* Your task *
Give back the listing word for word, from top to bottom.

====== Data extracts

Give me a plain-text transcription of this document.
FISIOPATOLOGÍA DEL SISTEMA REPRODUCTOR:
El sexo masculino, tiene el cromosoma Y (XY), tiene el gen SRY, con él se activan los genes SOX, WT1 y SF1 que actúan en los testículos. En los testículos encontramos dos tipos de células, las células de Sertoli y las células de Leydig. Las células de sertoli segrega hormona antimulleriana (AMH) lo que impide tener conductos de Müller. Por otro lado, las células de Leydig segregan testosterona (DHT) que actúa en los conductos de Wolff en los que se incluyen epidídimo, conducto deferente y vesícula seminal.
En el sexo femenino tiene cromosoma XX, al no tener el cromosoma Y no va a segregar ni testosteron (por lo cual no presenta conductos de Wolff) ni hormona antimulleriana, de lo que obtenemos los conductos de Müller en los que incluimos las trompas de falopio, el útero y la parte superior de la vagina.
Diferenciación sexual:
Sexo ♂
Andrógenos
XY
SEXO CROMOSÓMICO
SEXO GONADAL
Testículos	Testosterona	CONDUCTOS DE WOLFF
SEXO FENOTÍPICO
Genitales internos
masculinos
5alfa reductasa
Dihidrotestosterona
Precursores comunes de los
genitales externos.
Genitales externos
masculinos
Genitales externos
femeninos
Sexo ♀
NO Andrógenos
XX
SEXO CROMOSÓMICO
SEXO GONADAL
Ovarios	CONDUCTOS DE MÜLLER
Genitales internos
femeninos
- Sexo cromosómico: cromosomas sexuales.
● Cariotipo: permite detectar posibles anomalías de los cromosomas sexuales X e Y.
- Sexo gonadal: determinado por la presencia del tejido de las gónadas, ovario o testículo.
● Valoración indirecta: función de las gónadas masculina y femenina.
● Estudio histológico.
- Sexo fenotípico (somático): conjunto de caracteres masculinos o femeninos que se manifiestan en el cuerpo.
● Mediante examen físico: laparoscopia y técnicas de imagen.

============

* Worked solution *
Give me a plain-text transcription of this document.
FISIOPATOLOGÍA DEL SISTEMA REPRODUCTOR:
El sexo masculino, tiene el cromosoma Y (XY), tiene el gen SRY, con él se activan los genes SOX, WT1 y SF1 que actúan en los testículos. En los testículos encontramos dos tipos de células, las células de Sertoli y las células de Leydig. Las células de sertoli segrega hormona antimulleriana (AMH) lo que impide tener conductos de Müller. Por otro lado, las células de Leydig segregan testosterona (DHT) que actúa en los conductos de Wolff en los que se incluyen epidídimo, conducto deferente y vesícula seminal.
En el sexo femenino tiene cromosoma XX, al no tener el cromosoma Y no va a segregar ni testosteron (por lo cual no presenta conductos de Wolff) ni hormona antimulleriana, de lo que obtenemos los conductos de Müller en los que incluimos las trompas de falopio, el útero y la parte superior de la vagina.
Diferenciación sexual:
Sexo ♂
Andrógenos
XY
SEXO CROMOSÓMICO
SEXO GONADAL
Testículos	Testosterona	CONDUCTOS DE WOLFF
SEXO FENOTÍPICO
Genitales internos
masculinos
5alfa reductasa
Dihidrotestosterona
Precursores comunes de los
genitales externos.
Genitales externos
masculinos
Genitales externos
femeninos
Sexo ♀
NO Andrógenos
XX
SEXO CROMOSÓMICO
SEXO GONADAL
Ovarios	CONDUCTOS DE MÜLLER
Genitales internos
femeninos
- Sexo cromosómico: cromosomas sexuales.
● Cariotipo: permite detectar posibles anomalías de los cromosomas sexuales X e Y.
- Sexo gonadal: determinado por la presencia del tejido de las gónadas, ovario o testículo.
● Valoración indirecta: función de las gónadas masculina y femenina.
● Estudio histológico.
- Sexo fenotípico (somático): conjunto de caracteres masculinos o femeninos que se manifiestan en el cuerpo.
● Mediante examen físico: laparoscopia y técnicas de imagen.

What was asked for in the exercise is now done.